**Task to carry out**
Pictures within the data are to be left out; everything else must be reproduced exactly.

**Given records**

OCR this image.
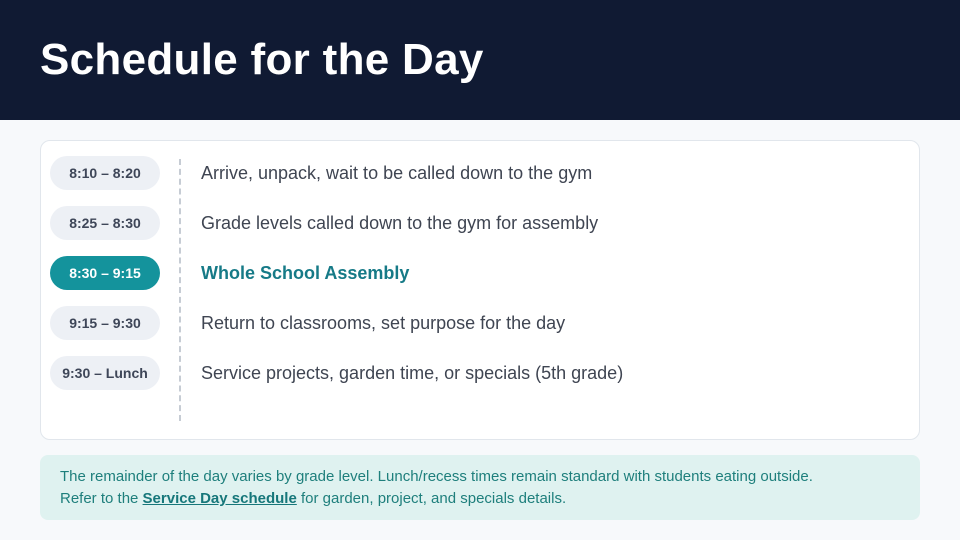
Schedule for the Day
8:10 – 8:20	Arrive, unpack, wait to be called down to the gym
8:25 – 8:30	Grade levels called down to the gym for assembly
8:30 – 9:15	Whole School Assembly
9:15 – 9:30	Return to classrooms, set purpose for the day
9:30 – Lunch	Service projects, garden time, or specials (5th grade)

The remainder of the day varies by grade level. Lunch/recess times remain standard with students eating outside.

Refer to the Service Day schedule for garden, project, and specials details.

**Answer to the task**
OCR this image.
Schedule for the Day
8:10 – 8:20	Arrive, unpack, wait to be called down to the gym
8:25 – 8:30	Grade levels called down to the gym for assembly
8:30 – 9:15	Whole School Assembly
9:15 – 9:30	Return to classrooms, set purpose for the day
9:30 – Lunch	Service projects, garden time, or specials (5th grade)

The remainder of the day varies by grade level. Lunch/recess times remain standard with students eating outside.

Refer to the Service Day schedule for garden, project, and specials details.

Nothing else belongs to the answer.